**Written instruction**:
Quote the whole listing verbatim.

**The records**:
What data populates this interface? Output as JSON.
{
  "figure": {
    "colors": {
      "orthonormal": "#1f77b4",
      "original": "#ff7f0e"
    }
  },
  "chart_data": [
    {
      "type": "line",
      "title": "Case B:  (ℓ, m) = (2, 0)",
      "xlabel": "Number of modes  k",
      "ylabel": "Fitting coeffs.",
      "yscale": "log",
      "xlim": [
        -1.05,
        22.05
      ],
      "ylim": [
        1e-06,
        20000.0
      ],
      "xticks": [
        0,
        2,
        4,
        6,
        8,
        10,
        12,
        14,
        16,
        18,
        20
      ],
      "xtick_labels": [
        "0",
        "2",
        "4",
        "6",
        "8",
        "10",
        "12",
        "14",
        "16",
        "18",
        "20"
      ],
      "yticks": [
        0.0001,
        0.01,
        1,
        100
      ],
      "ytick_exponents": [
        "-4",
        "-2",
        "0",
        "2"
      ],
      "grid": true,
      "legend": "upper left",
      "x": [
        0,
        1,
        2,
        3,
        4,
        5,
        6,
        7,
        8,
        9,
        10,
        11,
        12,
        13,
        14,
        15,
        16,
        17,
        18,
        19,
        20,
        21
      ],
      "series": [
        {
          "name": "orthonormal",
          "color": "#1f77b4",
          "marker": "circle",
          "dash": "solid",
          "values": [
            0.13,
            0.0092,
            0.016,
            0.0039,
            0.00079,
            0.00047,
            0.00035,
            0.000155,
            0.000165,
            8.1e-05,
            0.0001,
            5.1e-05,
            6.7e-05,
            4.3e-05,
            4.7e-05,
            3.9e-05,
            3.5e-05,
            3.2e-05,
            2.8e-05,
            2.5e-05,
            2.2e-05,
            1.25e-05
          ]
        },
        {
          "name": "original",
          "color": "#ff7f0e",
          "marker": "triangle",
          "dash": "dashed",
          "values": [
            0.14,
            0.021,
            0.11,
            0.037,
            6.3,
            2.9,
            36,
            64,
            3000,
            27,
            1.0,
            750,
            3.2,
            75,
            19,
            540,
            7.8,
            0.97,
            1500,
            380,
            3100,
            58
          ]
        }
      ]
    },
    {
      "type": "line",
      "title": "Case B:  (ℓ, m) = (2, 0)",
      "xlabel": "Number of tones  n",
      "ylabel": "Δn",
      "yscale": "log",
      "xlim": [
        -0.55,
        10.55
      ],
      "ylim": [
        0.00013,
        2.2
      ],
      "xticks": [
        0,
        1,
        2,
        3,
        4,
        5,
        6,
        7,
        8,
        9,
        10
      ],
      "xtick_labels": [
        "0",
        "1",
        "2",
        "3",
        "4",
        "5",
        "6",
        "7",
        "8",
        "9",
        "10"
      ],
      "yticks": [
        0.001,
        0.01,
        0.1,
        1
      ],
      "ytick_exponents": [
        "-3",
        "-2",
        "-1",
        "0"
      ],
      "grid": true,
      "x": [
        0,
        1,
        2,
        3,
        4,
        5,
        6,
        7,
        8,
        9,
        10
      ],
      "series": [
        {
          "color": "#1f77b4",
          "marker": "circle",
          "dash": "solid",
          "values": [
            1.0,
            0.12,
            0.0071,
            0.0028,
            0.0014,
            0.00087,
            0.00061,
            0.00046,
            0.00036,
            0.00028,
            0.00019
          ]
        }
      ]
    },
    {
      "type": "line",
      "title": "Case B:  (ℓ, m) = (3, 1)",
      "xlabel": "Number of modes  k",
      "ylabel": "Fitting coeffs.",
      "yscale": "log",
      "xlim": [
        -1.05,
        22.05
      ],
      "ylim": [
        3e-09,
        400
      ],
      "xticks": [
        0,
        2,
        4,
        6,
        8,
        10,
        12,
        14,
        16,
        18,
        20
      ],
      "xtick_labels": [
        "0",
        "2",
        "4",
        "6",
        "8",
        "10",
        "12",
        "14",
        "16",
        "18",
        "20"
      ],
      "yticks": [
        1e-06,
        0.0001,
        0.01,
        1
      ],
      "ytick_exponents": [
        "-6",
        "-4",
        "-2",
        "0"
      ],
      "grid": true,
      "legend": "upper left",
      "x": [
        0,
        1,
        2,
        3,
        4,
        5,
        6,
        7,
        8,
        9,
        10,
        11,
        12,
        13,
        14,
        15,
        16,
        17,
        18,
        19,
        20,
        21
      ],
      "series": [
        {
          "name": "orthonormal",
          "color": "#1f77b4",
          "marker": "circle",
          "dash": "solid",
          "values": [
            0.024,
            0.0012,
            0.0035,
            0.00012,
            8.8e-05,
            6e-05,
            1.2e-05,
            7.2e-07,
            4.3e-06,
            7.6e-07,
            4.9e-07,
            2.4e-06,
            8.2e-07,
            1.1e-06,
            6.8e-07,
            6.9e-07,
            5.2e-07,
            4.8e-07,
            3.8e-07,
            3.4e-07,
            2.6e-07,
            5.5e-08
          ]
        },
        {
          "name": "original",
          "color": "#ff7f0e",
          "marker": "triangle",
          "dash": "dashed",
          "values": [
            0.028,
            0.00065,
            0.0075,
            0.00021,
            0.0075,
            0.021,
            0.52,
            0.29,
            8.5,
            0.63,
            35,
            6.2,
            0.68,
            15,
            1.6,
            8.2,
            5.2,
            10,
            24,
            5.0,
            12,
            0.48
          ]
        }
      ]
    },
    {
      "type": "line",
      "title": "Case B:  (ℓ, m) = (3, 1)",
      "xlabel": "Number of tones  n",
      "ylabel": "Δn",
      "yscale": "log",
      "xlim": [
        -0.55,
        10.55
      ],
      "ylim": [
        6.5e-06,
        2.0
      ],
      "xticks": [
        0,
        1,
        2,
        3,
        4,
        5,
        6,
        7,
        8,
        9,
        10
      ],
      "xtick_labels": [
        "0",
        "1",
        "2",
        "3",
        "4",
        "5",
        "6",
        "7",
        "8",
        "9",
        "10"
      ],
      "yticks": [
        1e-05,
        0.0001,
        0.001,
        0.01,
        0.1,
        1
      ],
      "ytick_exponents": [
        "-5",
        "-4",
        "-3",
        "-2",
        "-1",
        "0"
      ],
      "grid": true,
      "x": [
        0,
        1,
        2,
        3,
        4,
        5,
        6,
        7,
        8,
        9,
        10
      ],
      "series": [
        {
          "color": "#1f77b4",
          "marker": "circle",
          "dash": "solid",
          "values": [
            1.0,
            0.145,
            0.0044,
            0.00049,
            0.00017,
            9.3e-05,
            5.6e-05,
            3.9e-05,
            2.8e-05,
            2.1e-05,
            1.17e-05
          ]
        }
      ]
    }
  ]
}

**Solved problem**:
What data populates this interface? Output as JSON.
{
  "figure": {
    "colors": {
      "orthonormal": "#1f77b4",
      "original": "#ff7f0e"
    }
  },
  "chart_data": [
    {
      "type": "line",
      "title": "Case B:  (ℓ, m) = (2, 0)",
      "xlabel": "Number of modes  k",
      "ylabel": "Fitting coeffs.",
      "yscale": "log",
      "xlim": [
        -1.05,
        22.05
      ],
      "ylim": [
        1e-06,
        20000.0
      ],
      "xticks": [
        0,
        2,
        4,
        6,
        8,
        10,
        12,
        14,
        16,
        18,
        20
      ],
      "xtick_labels": [
        "0",
        "2",
        "4",
        "6",
        "8",
        "10",
        "12",
        "14",
        "16",
        "18",
        "20"
      ],
      "yticks": [
        0.0001,
        0.01,
        1,
        100
      ],
      "ytick_exponents": [
        "-4",
        "-2",
        "0",
        "2"
      ],
      "grid": true,
      "legend": "upper left",
      "x": [
        0,
        1,
        2,
        3,
        4,
        5,
        6,
        7,
        8,
        9,
        10,
        11,
        12,
        13,
        14,
        15,
        16,
        17,
        18,
        19,
        20,
        21
      ],
      "series": [
        {
          "name": "orthonormal",
          "color": "#1f77b4",
          "marker": "circle",
          "dash": "solid",
          "values": [
            0.13,
            0.0092,
            0.016,
            0.0039,
            0.00079,
            0.00047,
            0.00035,
            0.000155,
            0.000165,
            8.1e-05,
            0.0001,
            5.1e-05,
            6.7e-05,
            4.3e-05,
            4.7e-05,
            3.9e-05,
            3.5e-05,
            3.2e-05,
            2.8e-05,
            2.5e-05,
            2.2e-05,
            1.25e-05
          ]
        },
        {
          "name": "original",
          "color": "#ff7f0e",
          "marker": "triangle",
          "dash": "dashed",
          "values": [
            0.14,
            0.021,
            0.11,
            0.037,
            6.3,
            2.9,
            36,
            64,
            3000,
            27,
            1.0,
            750,
            3.2,
            75,
            19,
            540,
            7.8,
            0.97,
            1500,
            380,
            3100,
            58
          ]
        }
      ]
    },
    {
      "type": "line",
      "title": "Case B:  (ℓ, m) = (2, 0)",
      "xlabel": "Number of tones  n",
      "ylabel": "Δn",
      "yscale": "log",
      "xlim": [
        -0.55,
        10.55
      ],
      "ylim": [
        0.00013,
        2.2
      ],
      "xticks": [
        0,
        1,
        2,
        3,
        4,
        5,
        6,
        7,
        8,
        9,
        10
      ],
      "xtick_labels": [
        "0",
        "1",
        "2",
        "3",
        "4",
        "5",
        "6",
        "7",
        "8",
        "9",
        "10"
      ],
      "yticks": [
        0.001,
        0.01,
        0.1,
        1
      ],
      "ytick_exponents": [
        "-3",
        "-2",
        "-1",
        "0"
      ],
      "grid": true,
      "x": [
        0,
        1,
        2,
        3,
        4,
        5,
        6,
        7,
        8,
        9,
        10
      ],
      "series": [
        {
          "color": "#1f77b4",
          "marker": "circle",
          "dash": "solid",
          "values": [
            1.0,
            0.12,
            0.0071,
            0.0028,
            0.0014,
            0.00087,
            0.00061,
            0.00046,
            0.00036,
            0.00028,
            0.00019
          ]
        }
      ]
    },
    {
      "type": "line",
      "title": "Case B:  (ℓ, m) = (3, 1)",
      "xlabel": "Number of modes  k",
      "ylabel": "Fitting coeffs.",
      "yscale": "log",
      "xlim": [
        -1.05,
        22.05
      ],
      "ylim": [
        3e-09,
        400
      ],
      "xticks": [
        0,
        2,
        4,
        6,
        8,
        10,
        12,
        14,
        16,
        18,
        20
      ],
      "xtick_labels": [
        "0",
        "2",
        "4",
        "6",
        "8",
        "10",
        "12",
        "14",
        "16",
        "18",
        "20"
      ],
      "yticks": [
        1e-06,
        0.0001,
        0.01,
        1
      ],
      "ytick_exponents": [
        "-6",
        "-4",
        "-2",
        "0"
      ],
      "grid": true,
      "legend": "upper left",
      "x": [
        0,
        1,
        2,
        3,
        4,
        5,
        6,
        7,
        8,
        9,
        10,
        11,
        12,
        13,
        14,
        15,
        16,
        17,
        18,
        19,
        20,
        21
      ],
      "series": [
        {
          "name": "orthonormal",
          "color": "#1f77b4",
          "marker": "circle",
          "dash": "solid",
          "values": [
            0.024,
            0.0012,
            0.0035,
            0.00012,
            8.8e-05,
            6e-05,
            1.2e-05,
            7.2e-07,
            4.3e-06,
            7.6e-07,
            4.9e-07,
            2.4e-06,
            8.2e-07,
            1.1e-06,
            6.8e-07,
            6.9e-07,
            5.2e-07,
            4.8e-07,
            3.8e-07,
            3.4e-07,
            2.6e-07,
            5.5e-08
          ]
        },
        {
          "name": "original",
          "color": "#ff7f0e",
          "marker": "triangle",
          "dash": "dashed",
          "values": [
            0.028,
            0.00065,
            0.0075,
            0.00021,
            0.0075,
            0.021,
            0.52,
            0.29,
            8.5,
            0.63,
            35,
            6.2,
            0.68,
            15,
            1.6,
            8.2,
            5.2,
            10,
            24,
            5.0,
            12,
            0.48
          ]
        }
      ]
    },
    {
      "type": "line",
      "title": "Case B:  (ℓ, m) = (3, 1)",
      "xlabel": "Number of tones  n",
      "ylabel": "Δn",
      "yscale": "log",
      "xlim": [
        -0.55,
        10.55
      ],
      "ylim": [
        6.5e-06,
        2.0
      ],
      "xticks": [
        0,
        1,
        2,
        3,
        4,
        5,
        6,
        7,
        8,
        9,
        10
      ],
      "xtick_labels": [
        "0",
        "1",
        "2",
        "3",
        "4",
        "5",
        "6",
        "7",
        "8",
        "9",
        "10"
      ],
      "yticks": [
        1e-05,
        0.0001,
        0.001,
        0.01,
        0.1,
        1
      ],
      "ytick_exponents": [
        "-5",
        "-4",
        "-3",
        "-2",
        "-1",
        "0"
      ],
      "grid": true,
      "x": [
        0,
        1,
        2,
        3,
        4,
        5,
        6,
        7,
        8,
        9,
        10
      ],
      "series": [
        {
          "color": "#1f77b4",
          "marker": "circle",
          "dash": "solid",
          "values": [
            1.0,
            0.145,
            0.0044,
            0.00049,
            0.00017,
            9.3e-05,
            5.6e-05,
            3.9e-05,
            2.8e-05,
            2.1e-05,
            1.17e-05
          ]
        }
      ]
    }
  ]
}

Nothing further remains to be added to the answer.